-- START OF MATERIAL TO PROCESS --

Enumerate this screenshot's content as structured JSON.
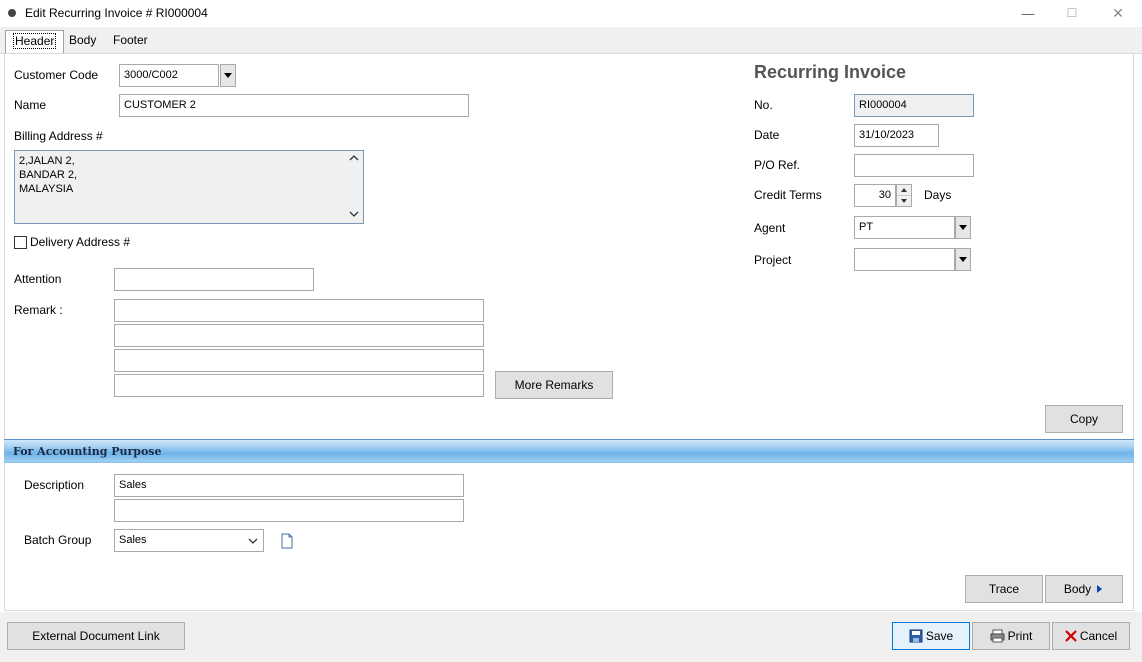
{
  "window": {
    "title": "Edit Recurring Invoice # RI000004",
    "minimize": "—",
    "maximize": "☐",
    "close": "✕"
  },
  "tabs": [
    {
      "label": "Header"
    },
    {
      "label": "Body"
    },
    {
      "label": "Footer"
    }
  ],
  "customer": {
    "code_label": "Customer Code",
    "code_value": "3000/C002",
    "name_label": "Name",
    "name_value": "CUSTOMER 2",
    "billing_label": "Billing Address #",
    "billing_lines": [
      "2,JALAN 2,",
      "BANDAR 2,",
      "MALAYSIA"
    ],
    "delivery_label": "Delivery Address #",
    "attention_label": "Attention",
    "attention_value": "",
    "remark_label": "Remark :",
    "remarks": [
      "",
      "",
      "",
      ""
    ],
    "more_remarks_label": "More Remarks"
  },
  "invoice": {
    "heading": "Recurring Invoice",
    "no_label": "No.",
    "no_value": "RI000004",
    "date_label": "Date",
    "date_value": "31/10/2023",
    "po_label": "P/O Ref.",
    "po_value": "",
    "terms_label": "Credit Terms",
    "terms_value": "30",
    "terms_unit": "Days",
    "agent_label": "Agent",
    "agent_value": "PT",
    "project_label": "Project",
    "project_value": "",
    "copy_label": "Copy"
  },
  "accounting": {
    "section_title": "For Accounting Purpose",
    "description_label": "Description",
    "description_value": "Sales",
    "description_value2": "",
    "batch_label": "Batch Group",
    "batch_value": "Sales",
    "trace_label": "Trace",
    "body_label": "Body"
  },
  "footer": {
    "external_link_label": "External Document Link",
    "save_label": "Save",
    "print_label": "Print",
    "cancel_label": "Cancel"
  },
  "colors": {
    "accent": "#0078d7",
    "section_bar": "#6fb3ea",
    "cancel_icon": "#d00000"
  }
}
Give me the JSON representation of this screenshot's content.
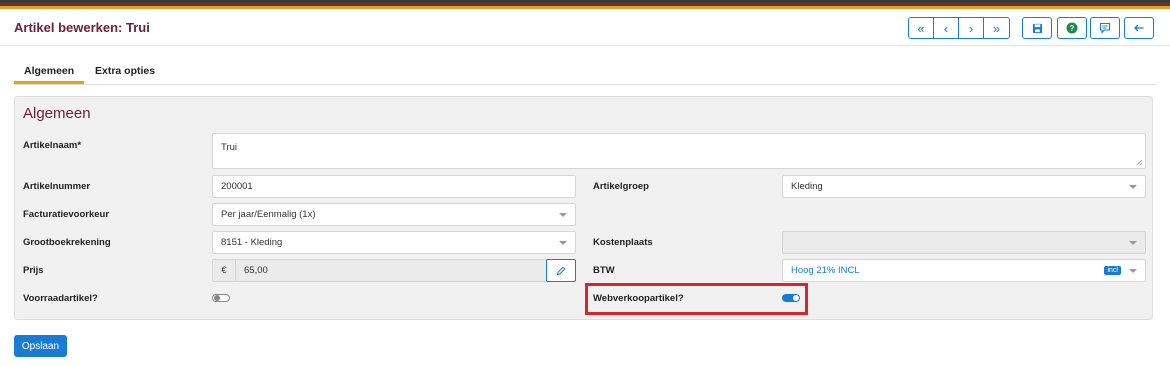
{
  "header": {
    "title": "Artikel bewerken: Trui",
    "nav": [
      "«",
      "‹",
      "›",
      "»"
    ]
  },
  "tabs": [
    {
      "label": "Algemeen",
      "active": true
    },
    {
      "label": "Extra opties",
      "active": false
    }
  ],
  "panel": {
    "title": "Algemeen",
    "fields": {
      "artikelnaam": {
        "label": "Artikelnaam*",
        "value": "Trui"
      },
      "artikelnummer": {
        "label": "Artikelnummer",
        "value": "200001"
      },
      "artikelgroep": {
        "label": "Artikelgroep",
        "value": "Kleding"
      },
      "facturatievoorkeur": {
        "label": "Facturatievoorkeur",
        "value": "Per jaar/Eenmalig (1x)"
      },
      "grootboekrekening": {
        "label": "Grootboekrekening",
        "value": "8151 - Kleding"
      },
      "kostenplaats": {
        "label": "Kostenplaats",
        "value": ""
      },
      "prijs": {
        "label": "Prijs",
        "currency": "€",
        "value": "65,00"
      },
      "btw": {
        "label": "BTW",
        "value": "Hoog 21% INCL",
        "badge": "incl"
      },
      "voorraadartikel": {
        "label": "Voorraadartikel?",
        "checked": false
      },
      "webverkoopartikel": {
        "label": "Webverkoopartikel?",
        "checked": true
      }
    }
  },
  "footer": {
    "save_label": "Opslaan"
  },
  "colors": {
    "accent": "#1a7bd4",
    "brand": "#6b1f3a",
    "tab_underline": "#e8a020",
    "highlight": "#d6262e"
  }
}
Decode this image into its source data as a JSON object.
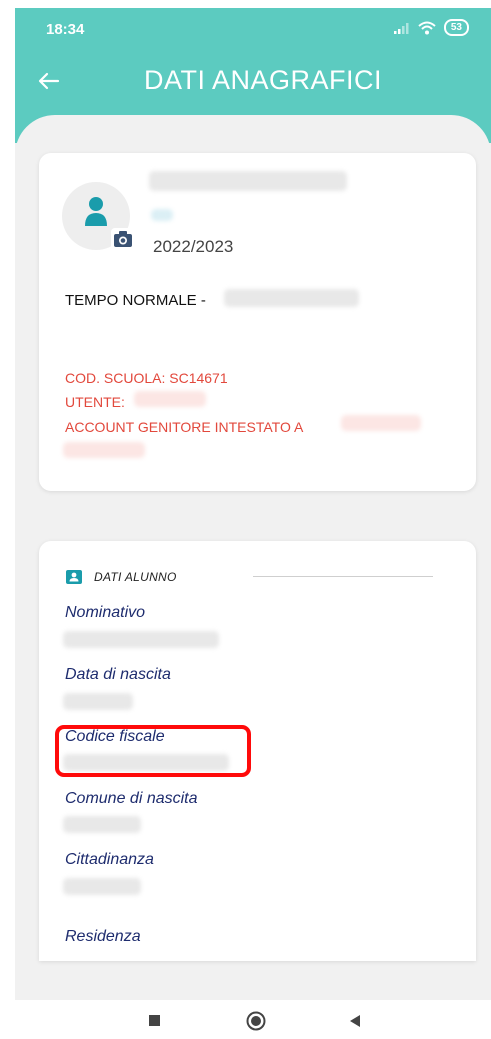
{
  "status_bar": {
    "time": "18:34",
    "battery": "53"
  },
  "header": {
    "title": "DATI ANAGRAFICI"
  },
  "profile": {
    "school_year": "2022/2023",
    "class_time_label": "TEMPO NORMALE -",
    "school_code": "COD. SCUOLA: SC14671",
    "user_label": "UTENTE:",
    "account_label": "ACCOUNT GENITORE INTESTATO A"
  },
  "student_section": {
    "title": "DATI ALUNNO",
    "fields": [
      {
        "label": "Nominativo"
      },
      {
        "label": "Data di nascita"
      },
      {
        "label": "Codice fiscale"
      },
      {
        "label": "Comune di nascita"
      },
      {
        "label": "Cittadinanza"
      },
      {
        "label": "Residenza"
      }
    ]
  },
  "colors": {
    "app_bar": "#5ccbc0",
    "accent_red": "#e2483c",
    "label_blue": "#1e2c6e",
    "highlight": "#ff0a0a"
  }
}
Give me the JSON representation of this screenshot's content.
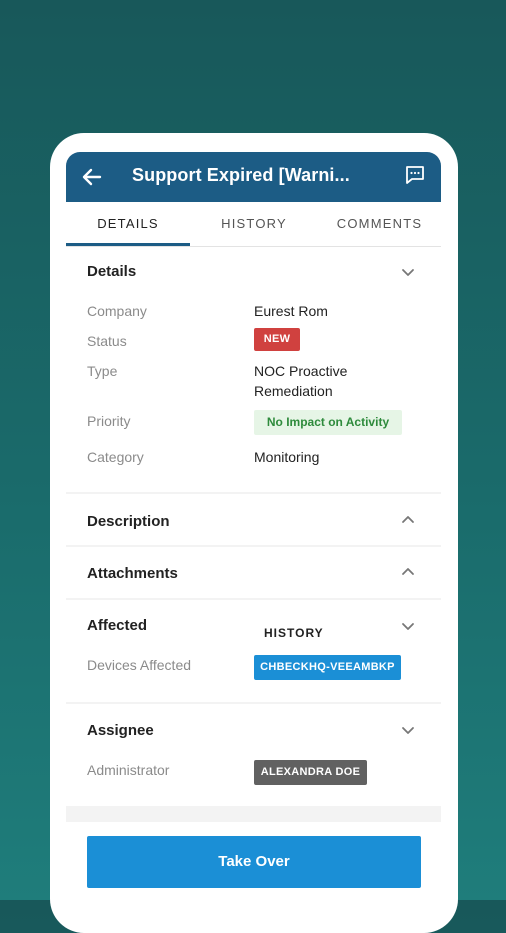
{
  "appbar": {
    "title": "Support Expired [Warni...",
    "back_icon": "arrow-left-icon",
    "chat_icon": "chat-bubble-icon"
  },
  "tabs": [
    {
      "label": "DETAILS",
      "active": true
    },
    {
      "label": "HISTORY",
      "active": false
    },
    {
      "label": "COMMENTS",
      "active": false
    }
  ],
  "details": {
    "title": "Details",
    "rows": {
      "company": {
        "label": "Company",
        "value": "Eurest Rom"
      },
      "status": {
        "label": "Status",
        "value": "NEW",
        "color": "#d0413f"
      },
      "type": {
        "label": "Type",
        "value_line1": "NOC Proactive",
        "value_line2": "Remediation"
      },
      "priority": {
        "label": "Priority",
        "value": "No Impact on Activity",
        "bg": "#e6f5e6",
        "color": "#2e8b3c"
      },
      "category": {
        "label": "Category",
        "value": "Monitoring"
      }
    }
  },
  "description": {
    "title": "Description"
  },
  "attachments": {
    "title": "Attachments"
  },
  "affected": {
    "title": "Affected",
    "history_label": "HISTORY",
    "devices_label": "Devices Affected",
    "device": "CHBECKHQ-VEEAMBKP",
    "device_color": "#1b8fd6"
  },
  "assignee": {
    "title": "Assignee",
    "role_label": "Administrator",
    "name": "ALEXANDRA DOE",
    "badge_color": "#616161"
  },
  "take_over": {
    "label": "Take Over",
    "color": "#1b8fd6"
  },
  "colors": {
    "appbar": "#1c5c85",
    "background": "#18585a"
  }
}
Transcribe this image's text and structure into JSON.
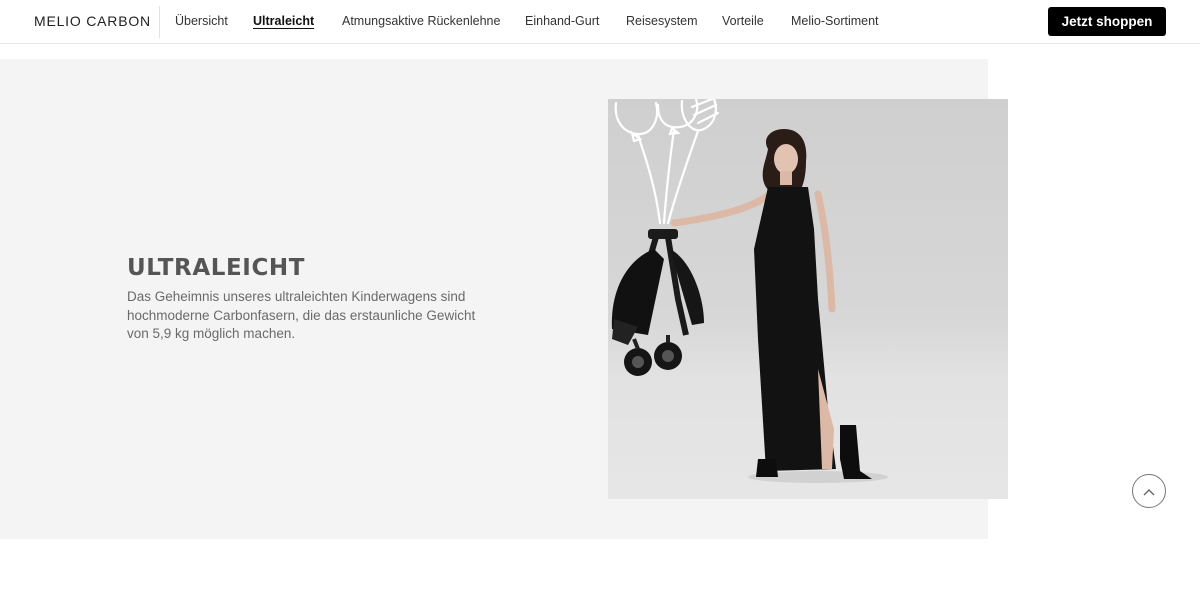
{
  "header": {
    "brand": "MELIO CARBON",
    "nav": [
      {
        "label": "Übersicht",
        "active": false
      },
      {
        "label": "Ultraleicht",
        "active": true
      },
      {
        "label": "Atmungsaktive Rückenlehne",
        "active": false
      },
      {
        "label": "Einhand-Gurt",
        "active": false
      },
      {
        "label": "Reisesystem",
        "active": false
      },
      {
        "label": "Vorteile",
        "active": false
      },
      {
        "label": "Melio-Sortiment",
        "active": false
      }
    ],
    "cta_label": "Jetzt shoppen"
  },
  "section": {
    "title": "ULTRALEICHT",
    "description": "Das Geheimnis unseres ultraleichten Kinderwagens sind hochmoderne Carbonfasern, die das erstaunliche Gewicht von 5,9 kg möglich machen."
  },
  "image": {
    "subject": "model-with-folded-stroller-and-balloons",
    "icon": "scroll-to-top-chevron-up-icon"
  },
  "colors": {
    "cta_background": "#000000",
    "panel_background": "#f4f4f4",
    "heading": "#555555"
  }
}
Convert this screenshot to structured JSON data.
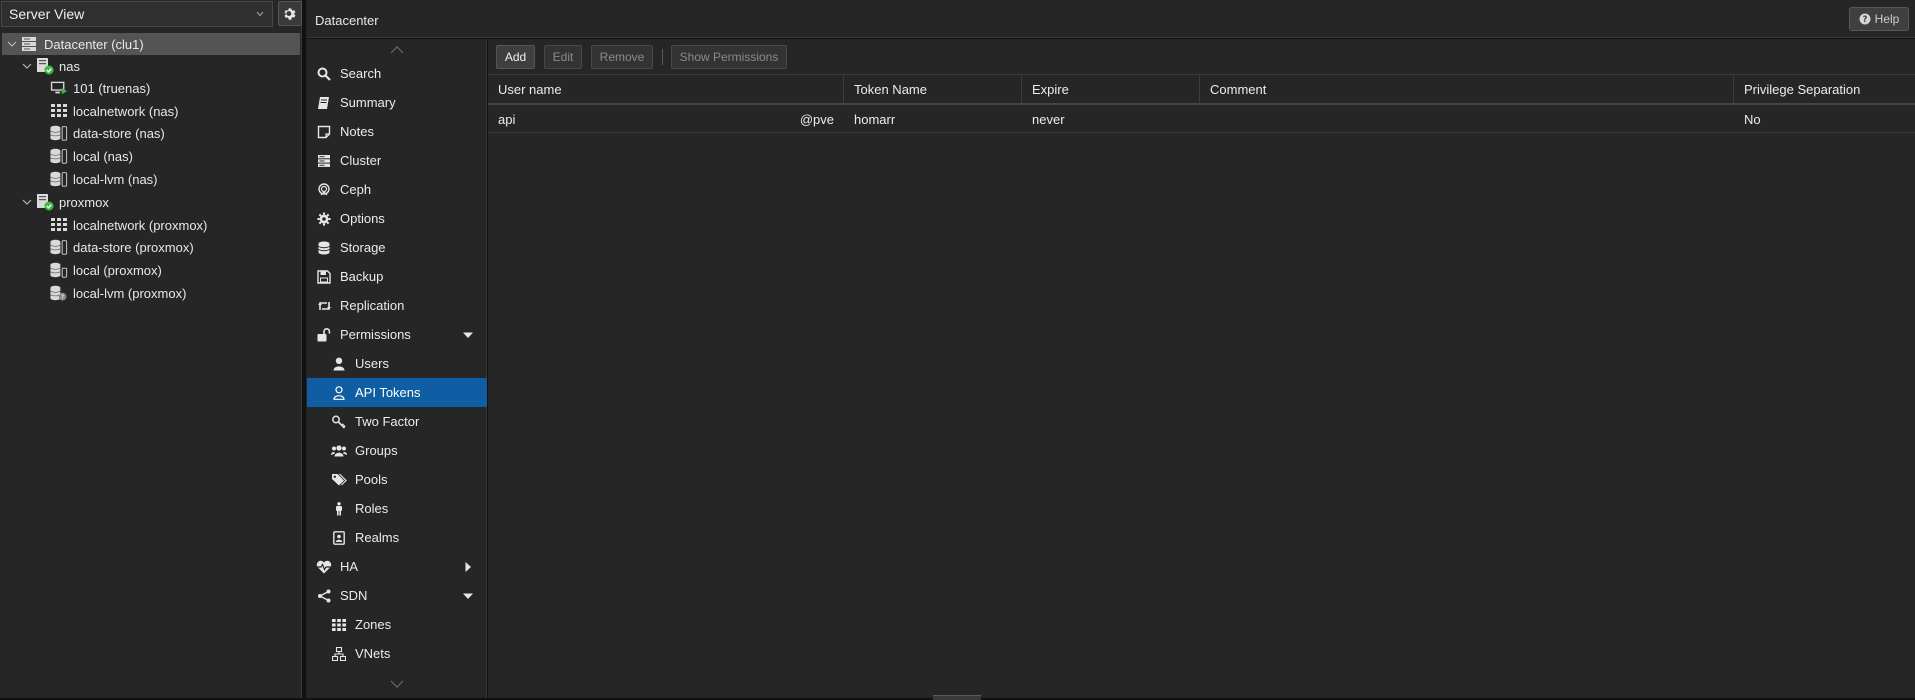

-- END OF MATERIAL TO PROCESS --

#### REQUIRED TASK
Images should not appear in the copy; retype the listing above exactly.

#### TASK RESULT
Enumerate this screenshot's content as structured JSON.
{
  "window": {
    "title": "Edit Recurring Invoice # RI000004",
    "minimize": "—",
    "maximize": "☐",
    "close": "✕"
  },
  "tabs": [
    {
      "label": "Header"
    },
    {
      "label": "Body"
    },
    {
      "label": "Footer"
    }
  ],
  "customer": {
    "code_label": "Customer Code",
    "code_value": "3000/C002",
    "name_label": "Name",
    "name_value": "CUSTOMER 2",
    "billing_label": "Billing Address #",
    "billing_lines": [
      "2,JALAN 2,",
      "BANDAR 2,",
      "MALAYSIA"
    ],
    "delivery_label": "Delivery Address #",
    "attention_label": "Attention",
    "attention_value": "",
    "remark_label": "Remark :",
    "remarks": [
      "",
      "",
      "",
      ""
    ],
    "more_remarks_label": "More Remarks"
  },
  "invoice": {
    "heading": "Recurring Invoice",
    "no_label": "No.",
    "no_value": "RI000004",
    "date_label": "Date",
    "date_value": "31/10/2023",
    "po_label": "P/O Ref.",
    "po_value": "",
    "terms_label": "Credit Terms",
    "terms_value": "30",
    "terms_unit": "Days",
    "agent_label": "Agent",
    "agent_value": "PT",
    "project_label": "Project",
    "project_value": "",
    "copy_label": "Copy"
  },
  "accounting": {
    "section_title": "For Accounting Purpose",
    "description_label": "Description",
    "description_value": "Sales",
    "description_value2": "",
    "batch_label": "Batch Group",
    "batch_value": "Sales",
    "trace_label": "Trace",
    "body_label": "Body"
  },
  "footer": {
    "external_link_label": "External Document Link",
    "save_label": "Save",
    "print_label": "Print",
    "cancel_label": "Cancel"
  },
  "colors": {
    "accent": "#0078d7",
    "section_bar": "#6fb3ea",
    "cancel_icon": "#d00000"
  }
}
Give me the JSON representation of this screenshot's content.
{
  "header": {
    "title": "Artikel bewerken: Trui",
    "nav": [
      "«",
      "‹",
      "›",
      "»"
    ]
  },
  "tabs": [
    {
      "label": "Algemeen",
      "active": true
    },
    {
      "label": "Extra opties",
      "active": false
    }
  ],
  "panel": {
    "title": "Algemeen",
    "fields": {
      "artikelnaam": {
        "label": "Artikelnaam*",
        "value": "Trui"
      },
      "artikelnummer": {
        "label": "Artikelnummer",
        "value": "200001"
      },
      "artikelgroep": {
        "label": "Artikelgroep",
        "value": "Kleding"
      },
      "facturatievoorkeur": {
        "label": "Facturatievoorkeur",
        "value": "Per jaar/Eenmalig (1x)"
      },
      "grootboekrekening": {
        "label": "Grootboekrekening",
        "value": "8151 - Kleding"
      },
      "kostenplaats": {
        "label": "Kostenplaats",
        "value": ""
      },
      "prijs": {
        "label": "Prijs",
        "currency": "€",
        "value": "65,00"
      },
      "btw": {
        "label": "BTW",
        "value": "Hoog 21% INCL",
        "badge": "incl"
      },
      "voorraadartikel": {
        "label": "Voorraadartikel?",
        "checked": false
      },
      "webverkoopartikel": {
        "label": "Webverkoopartikel?",
        "checked": true
      }
    }
  },
  "footer": {
    "save_label": "Opslaan"
  },
  "colors": {
    "accent": "#1a7bd4",
    "brand": "#6b1f3a",
    "tab_underline": "#e8a020",
    "highlight": "#d6262e"
  }
}
Decode this image into its source data as a JSON object.
{
  "status_bar": {
    "time": "18:34",
    "battery": "53"
  },
  "header": {
    "title": "DATI ANAGRAFICI"
  },
  "profile": {
    "school_year": "2022/2023",
    "class_time_label": "TEMPO NORMALE -",
    "school_code": "COD. SCUOLA: SC14671",
    "user_label": "UTENTE:",
    "account_label": "ACCOUNT GENITORE INTESTATO A"
  },
  "student_section": {
    "title": "DATI ALUNNO",
    "fields": [
      {
        "label": "Nominativo"
      },
      {
        "label": "Data di nascita"
      },
      {
        "label": "Codice fiscale"
      },
      {
        "label": "Comune di nascita"
      },
      {
        "label": "Cittadinanza"
      },
      {
        "label": "Residenza"
      }
    ]
  },
  "colors": {
    "app_bar": "#5ccbc0",
    "accent_red": "#e2483c",
    "label_blue": "#1e2c6e",
    "highlight": "#ff0a0a"
  }
}
Give me the JSON representation of this screenshot's content.
{
  "appbar": {
    "title": "Support Expired [Warni...",
    "back_icon": "arrow-left-icon",
    "chat_icon": "chat-bubble-icon"
  },
  "tabs": [
    {
      "label": "DETAILS",
      "active": true
    },
    {
      "label": "HISTORY",
      "active": false
    },
    {
      "label": "COMMENTS",
      "active": false
    }
  ],
  "details": {
    "title": "Details",
    "rows": {
      "company": {
        "label": "Company",
        "value": "Eurest Rom"
      },
      "status": {
        "label": "Status",
        "value": "NEW",
        "color": "#d0413f"
      },
      "type": {
        "label": "Type",
        "value_line1": "NOC Proactive",
        "value_line2": "Remediation"
      },
      "priority": {
        "label": "Priority",
        "value": "No Impact on Activity",
        "bg": "#e6f5e6",
        "color": "#2e8b3c"
      },
      "category": {
        "label": "Category",
        "value": "Monitoring"
      }
    }
  },
  "description": {
    "title": "Description"
  },
  "attachments": {
    "title": "Attachments"
  },
  "affected": {
    "title": "Affected",
    "history_label": "HISTORY",
    "devices_label": "Devices Affected",
    "device": "CHBECKHQ-VEEAMBKP",
    "device_color": "#1b8fd6"
  },
  "assignee": {
    "title": "Assignee",
    "role_label": "Administrator",
    "name": "ALEXANDRA DOE",
    "badge_color": "#616161"
  },
  "take_over": {
    "label": "Take Over",
    "color": "#1b8fd6"
  },
  "colors": {
    "appbar": "#1c5c85",
    "background": "#18585a"
  }
}
Transcribe this image's text and structure into JSON.
{
  "header": {
    "brand": "MELIO CARBON",
    "nav": [
      {
        "label": "Übersicht",
        "active": false
      },
      {
        "label": "Ultraleicht",
        "active": true
      },
      {
        "label": "Atmungsaktive Rückenlehne",
        "active": false
      },
      {
        "label": "Einhand-Gurt",
        "active": false
      },
      {
        "label": "Reisesystem",
        "active": false
      },
      {
        "label": "Vorteile",
        "active": false
      },
      {
        "label": "Melio-Sortiment",
        "active": false
      }
    ],
    "cta_label": "Jetzt shoppen"
  },
  "section": {
    "title": "ULTRALEICHT",
    "description": "Das Geheimnis unseres ultraleichten Kinderwagens sind hochmoderne Carbonfasern, die das erstaunliche Gewicht von 5,9 kg möglich machen."
  },
  "image": {
    "subject": "model-with-folded-stroller-and-balloons",
    "icon": "scroll-to-top-chevron-up-icon"
  },
  "colors": {
    "cta_background": "#000000",
    "panel_background": "#f4f4f4",
    "heading": "#555555"
  }
}
Convert this screenshot to structured JSON data.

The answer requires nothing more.